- **Written request**: Work through the data below line by line and say how many lines hold "JSON"; give only the number.

(Dataset rows about figures)
* * * *

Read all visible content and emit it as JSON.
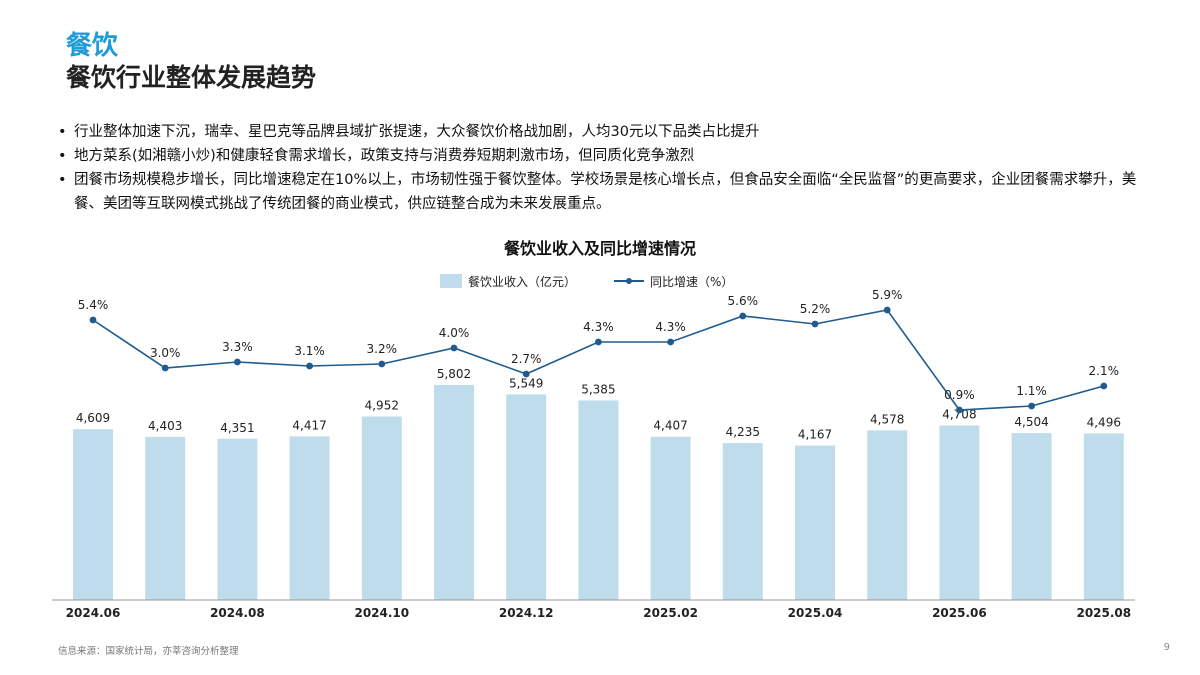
{
  "header": {
    "section": "餐饮",
    "title": "餐饮行业整体发展趋势"
  },
  "bullets": [
    "行业整体加速下沉，瑞幸、星巴克等品牌县域扩张提速，大众餐饮价格战加剧，人均30元以下品类占比提升",
    "地方菜系(如湘赣小炒)和健康轻食需求增长，政策支持与消费券短期刺激市场，但同质化竞争激烈",
    "团餐市场规模稳步增长，同比增速稳定在10%以上，市场韧性强于餐饮整体。学校场景是核心增长点，但食品安全面临“全民监督”的更高要求，企业团餐需求攀升，美餐、美团等互联网模式挑战了传统团餐的商业模式，供应链整合成为未来发展重点。"
  ],
  "chart_data": {
    "type": "bar",
    "title": "餐饮业收入及同比增速情况",
    "categories": [
      "2024.06",
      "2024.07",
      "2024.08",
      "2024.09",
      "2024.10",
      "2024.11",
      "2024.12",
      "2025.01",
      "2025.02",
      "2025.03",
      "2025.04",
      "2025.05",
      "2025.06",
      "2025.07",
      "2025.08"
    ],
    "x_tick_labels": [
      "2024.06",
      "",
      "2024.08",
      "",
      "2024.10",
      "",
      "2024.12",
      "",
      "2025.02",
      "",
      "2025.04",
      "",
      "2025.06",
      "",
      "2025.08"
    ],
    "series": [
      {
        "name": "餐饮业收入（亿元）",
        "type": "bar",
        "color": "#bfdcec",
        "values": [
          4609,
          4403,
          4351,
          4417,
          4952,
          5802,
          5549,
          5385,
          4407,
          4235,
          4167,
          4578,
          4708,
          4504,
          4496
        ],
        "labels": [
          "4,609",
          "4,403",
          "4,351",
          "4,417",
          "4,952",
          "5,802",
          "5,549",
          "5,385",
          "4,407",
          "4,235",
          "4,167",
          "4,578",
          "4,708",
          "4,504",
          "4,496"
        ]
      },
      {
        "name": "同比增速（%）",
        "type": "line",
        "color": "#1f5b8e",
        "values": [
          5.4,
          3.0,
          3.3,
          3.1,
          3.2,
          4.0,
          2.7,
          4.3,
          4.3,
          5.6,
          5.2,
          5.9,
          0.9,
          1.1,
          2.1
        ],
        "labels": [
          "5.4%",
          "3.0%",
          "3.3%",
          "3.1%",
          "3.2%",
          "4.0%",
          "2.7%",
          "4.3%",
          "4.3%",
          "5.6%",
          "5.2%",
          "5.9%",
          "0.9%",
          "1.1%",
          "2.1%"
        ]
      }
    ],
    "legend": "top-center",
    "grid": false
  },
  "footer": {
    "source": "信息来源：国家统计局，亦莘咨询分析整理",
    "page": "9"
  }
}
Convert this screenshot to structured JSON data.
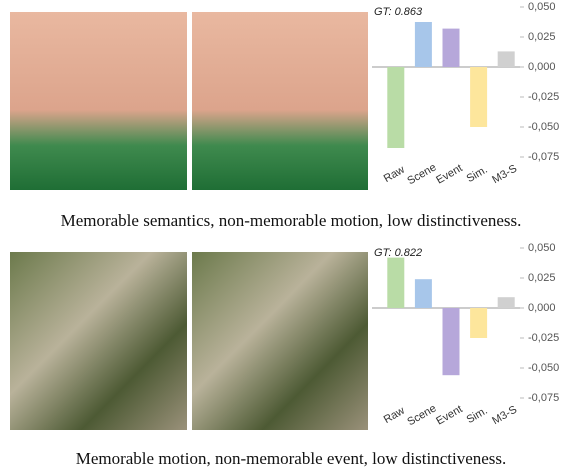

* * * *

- **Task solution**: 2